Instructions to follow: Render the material between the line containing "period-note: (PLEISTOCENE): [156, 187, 276, 203]" and the line containing "rock-text: Limestone, chalk, chalky", inclusive, as a Markdown table with the columns "No." and "Entry". Number each line in order under "No.", place the line itself under "Entry", and omit any blank lines.

(begin)

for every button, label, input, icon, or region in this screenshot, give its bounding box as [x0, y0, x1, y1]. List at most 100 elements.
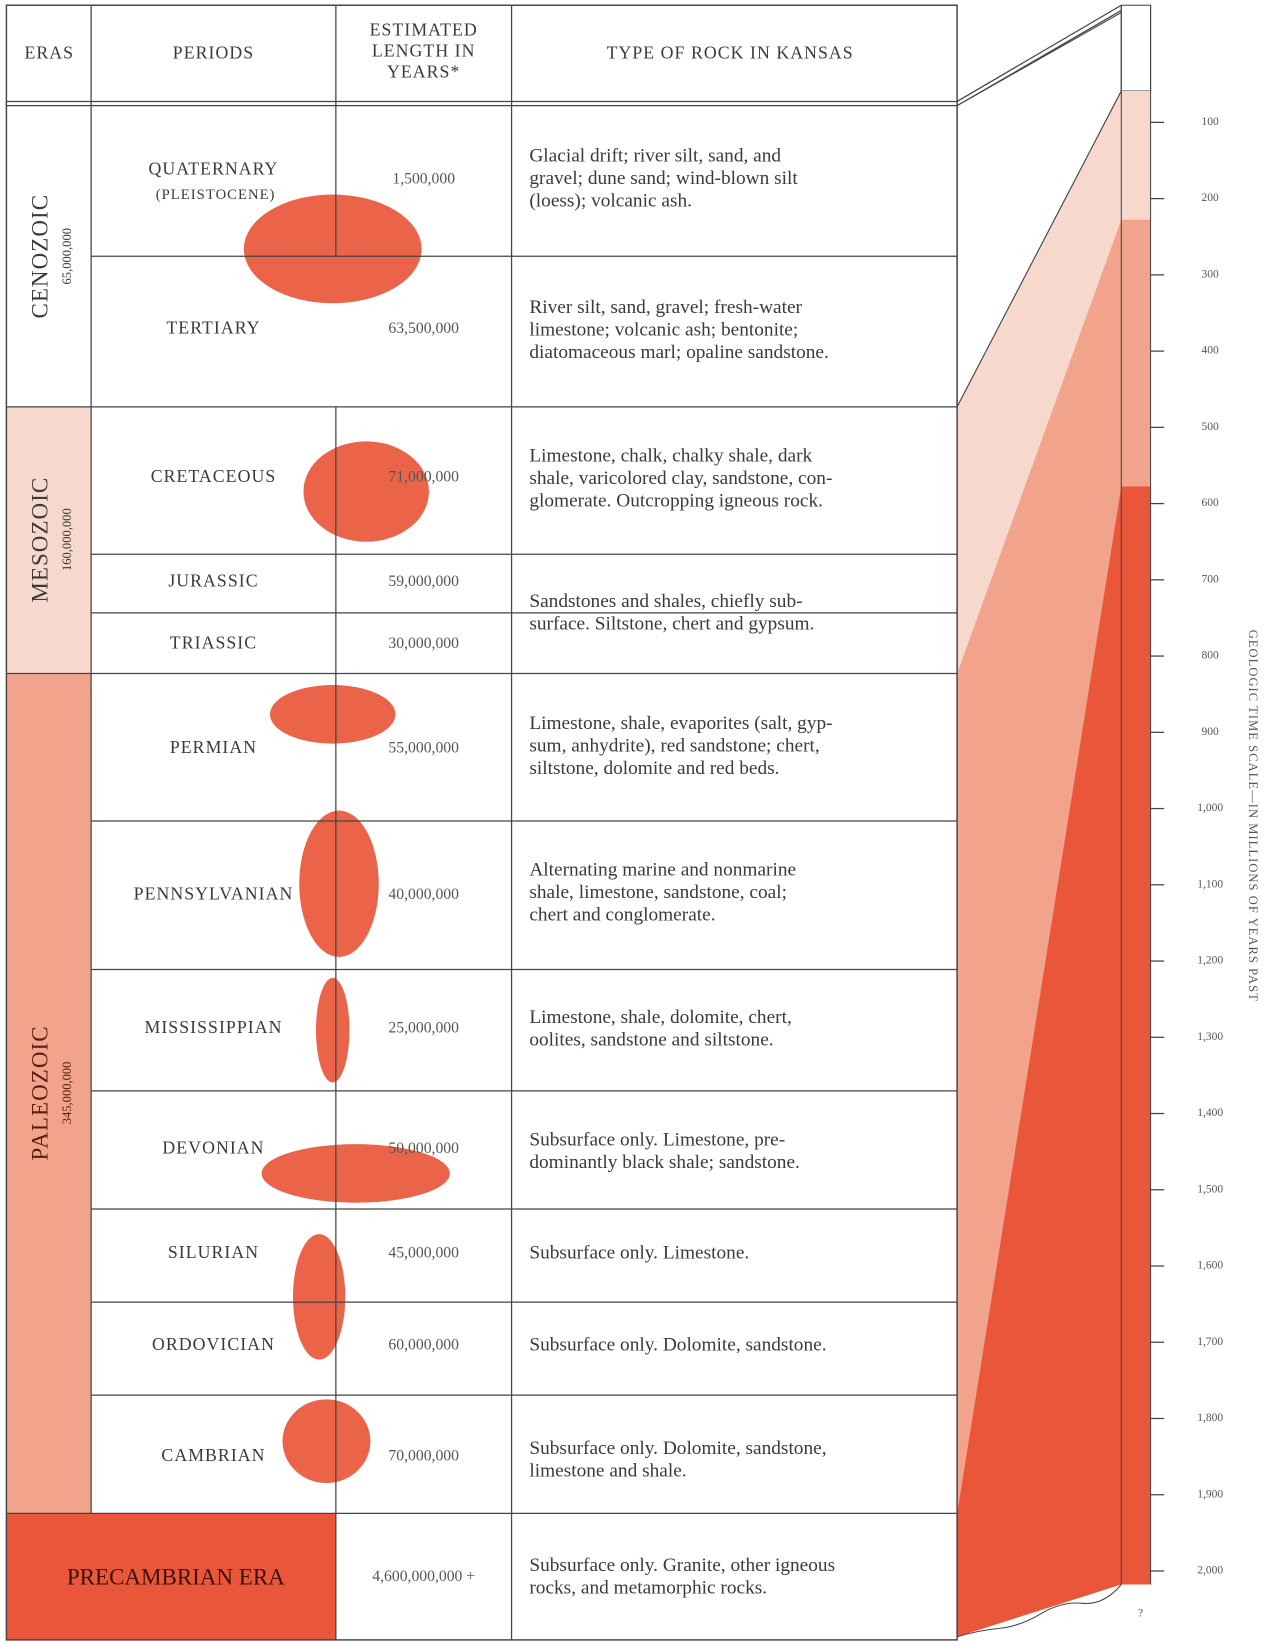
period-note: (PLEISTOCENE): [156, 187, 276, 203]
era-name: PRECAMBRIAN ERA: [67, 1565, 285, 1590]
scale-bar: [1121, 220, 1150, 487]
scale-tick-label: 900: [1202, 726, 1220, 738]
period-length: 70,000,000: [388, 1447, 459, 1464]
header-rock: TYPE OF ROCK IN KANSAS: [607, 42, 854, 62]
period-name: CAMBRIAN: [161, 1445, 265, 1465]
period-length: 40,000,000: [388, 886, 459, 903]
period-name: CRETACEOUS: [151, 466, 277, 486]
scale-tick-label: 1,300: [1197, 1031, 1223, 1043]
rock-text: Subsurface only. Dolomite, sandstone,: [529, 1438, 826, 1459]
period-length: 45,000,000: [388, 1245, 459, 1262]
rock-text: Limestone, chalk, chalky shale, dark: [529, 445, 812, 466]
era-length: 4,600,000,000 +: [372, 1568, 475, 1585]
illustration: [283, 1399, 371, 1483]
era-length: 345,000,000: [60, 1062, 74, 1125]
rock-text: dominantly black shale; sandstone.: [529, 1152, 800, 1173]
header-length: YEARS*: [387, 61, 460, 81]
rock-text: Subsurface only. Limestone.: [529, 1242, 749, 1263]
period-name: PERMIAN: [170, 737, 257, 757]
scale-tick-label: 1,500: [1197, 1183, 1223, 1195]
period-length: 30,000,000: [388, 635, 459, 652]
rock-text: glomerate. Outcropping igneous rock.: [529, 490, 823, 511]
header-periods: PERIODS: [173, 42, 254, 62]
scale-tick-label: 500: [1202, 421, 1220, 433]
period-length: 59,000,000: [388, 573, 459, 590]
header-eras: ERAS: [24, 42, 74, 62]
scale-label: GEOLOGIC TIME SCALE—IN MILLIONS OF YEARS…: [1246, 630, 1260, 1002]
period-length: 63,500,000: [388, 320, 459, 337]
scale-tick-label: 2,000: [1197, 1565, 1223, 1577]
scale-tick-label: 1,700: [1197, 1336, 1223, 1348]
period-name: TERTIARY: [166, 318, 260, 338]
era-name: MESOZOIC: [27, 477, 52, 603]
rock-text: siltstone, dolomite and red beds.: [529, 758, 779, 779]
era-name: CENOZOIC: [27, 194, 52, 319]
scale-tick-label: 1,900: [1197, 1488, 1223, 1500]
period-length: 71,000,000: [388, 469, 459, 486]
illustration: [299, 811, 378, 957]
scale-tick-label: 1,600: [1197, 1260, 1223, 1272]
period-length: 1,500,000: [392, 170, 455, 187]
rock-text: rocks, and metamorphic rocks.: [529, 1578, 767, 1599]
scale-tick-label: 300: [1202, 268, 1220, 280]
period-name: JURASSIC: [168, 571, 258, 591]
scale-tick-label: 600: [1202, 497, 1220, 509]
illustration: [303, 441, 429, 541]
scale-tick-label: 1,100: [1197, 878, 1223, 890]
illustration: [244, 195, 422, 304]
rock-text: shale, limestone, sandstone, coal;: [529, 882, 787, 903]
rock-text: oolites, sandstone and siltstone.: [529, 1030, 773, 1051]
illustration: [293, 1234, 345, 1360]
era-length: 160,000,000: [60, 508, 74, 571]
rock-text: Limestone, shale, evaporites (salt, gyp-: [529, 713, 832, 734]
rock-text: Sandstones and shales, chiefly sub-: [529, 591, 802, 612]
scale-tick-label: 100: [1202, 116, 1220, 128]
illustration: [270, 685, 396, 744]
rock-text: limestone; volcanic ash; bentonite;: [529, 319, 798, 340]
rock-text: Subsurface only. Limestone, pre-: [529, 1129, 785, 1150]
period-name: PENNSYLVANIAN: [134, 883, 294, 903]
scale-bar: [1121, 486, 1150, 1584]
rock-text: Subsurface only. Dolomite, sandstone.: [529, 1334, 826, 1355]
scale-tick-label: 700: [1202, 573, 1220, 585]
rock-text: limestone and shale.: [529, 1460, 686, 1481]
scale-tick-label: 1,400: [1197, 1107, 1223, 1119]
period-name: TRIASSIC: [170, 632, 257, 652]
scale-tick-label: 200: [1202, 192, 1220, 204]
period-name: MISSISSIPPIAN: [144, 1017, 282, 1037]
rock-text: (loess); volcanic ash.: [529, 190, 692, 211]
scale-bar: [1121, 5, 1150, 91]
scale-tick-label: 1,200: [1197, 955, 1223, 967]
scale-tick-label: 1,000: [1197, 802, 1223, 814]
header-length: ESTIMATED: [370, 19, 478, 39]
period-name: QUATERNARY: [149, 159, 279, 179]
period-length: 50,000,000: [388, 1140, 459, 1157]
rock-text: shale, varicolored clay, sandstone, con-: [529, 468, 832, 489]
rock-text: chert and conglomerate.: [529, 905, 715, 926]
header-length: LENGTH IN: [372, 40, 476, 60]
period-name: ORDOVICIAN: [152, 1334, 275, 1354]
period-name: SILURIAN: [168, 1242, 259, 1262]
scale-unknown: ?: [1138, 1607, 1143, 1619]
geologic-table: 100 200 300 400 500 600 700 800 900 1,000 1,100 1,2…: [0, 0, 1271, 1642]
scale-tick-label: 400: [1202, 345, 1220, 357]
rock-text: Limestone, shale, dolomite, chert,: [529, 1007, 791, 1028]
period-length: 60,000,000: [388, 1337, 459, 1354]
page: {"header": {"eras": "ERAS", "periods": "…: [0, 0, 1271, 1642]
rock-text: diatomaceous marl; opaline sandstone.: [529, 342, 829, 363]
rock-text: Glacial drift; river silt, sand, and: [529, 145, 781, 166]
rock-text: surface. Siltstone, chert and gypsum.: [529, 613, 814, 634]
scale-tick-label: 1,800: [1197, 1412, 1223, 1424]
rock-text: Alternating marine and nonmarine: [529, 860, 796, 881]
scale-bar: [1121, 91, 1150, 220]
rock-text: gravel; dune sand; wind-blown silt: [529, 168, 798, 189]
era-length: 65,000,000: [60, 228, 74, 284]
period-length: 25,000,000: [388, 1020, 459, 1037]
era-name: PALEOZOIC: [27, 1025, 52, 1160]
period-name: DEVONIAN: [162, 1137, 264, 1157]
rock-text: River silt, sand, gravel; fresh-water: [529, 297, 802, 318]
rock-text: Subsurface only. Granite, other igneous: [529, 1555, 835, 1576]
period-length: 55,000,000: [388, 739, 459, 756]
scale-tick-label: 800: [1202, 650, 1220, 662]
illustration: [316, 978, 349, 1083]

(end)

Answer to the exercise:
| No. | Entry |
|---|---|
| 1 | period-note: (PLEISTOCENE): [156, 187, 276, 203] |
| 2 | era-name: PRECAMBRIAN ERA: [67, 1565, 285, 1590] |
| 3 | scale-bar: [1121, 220, 1150, 487] |
| 4 | scale-tick-label: 900: [1202, 726, 1220, 738] |
| 5 | period-length: 70,000,000: [388, 1447, 459, 1464] |
| 6 | header-rock: TYPE OF ROCK IN KANSAS: [607, 42, 854, 62] |
| 7 | period-name: CAMBRIAN: [161, 1445, 265, 1465] |
| 8 | period-length: 40,000,000: [388, 886, 459, 903] |
| 9 | period-name: CRETACEOUS: [151, 466, 277, 486] |
| 10 | scale-tick-label: 1,300: [1197, 1031, 1223, 1043] |
| 11 | rock-text: Subsurface only. Dolomite, sandstone,: [529, 1438, 826, 1459] |
| 12 | period-length: 45,000,000: [388, 1245, 459, 1262] |
| 13 | rock-text: Limestone, chalk, chalky shale, dark: [529, 445, 812, 466] |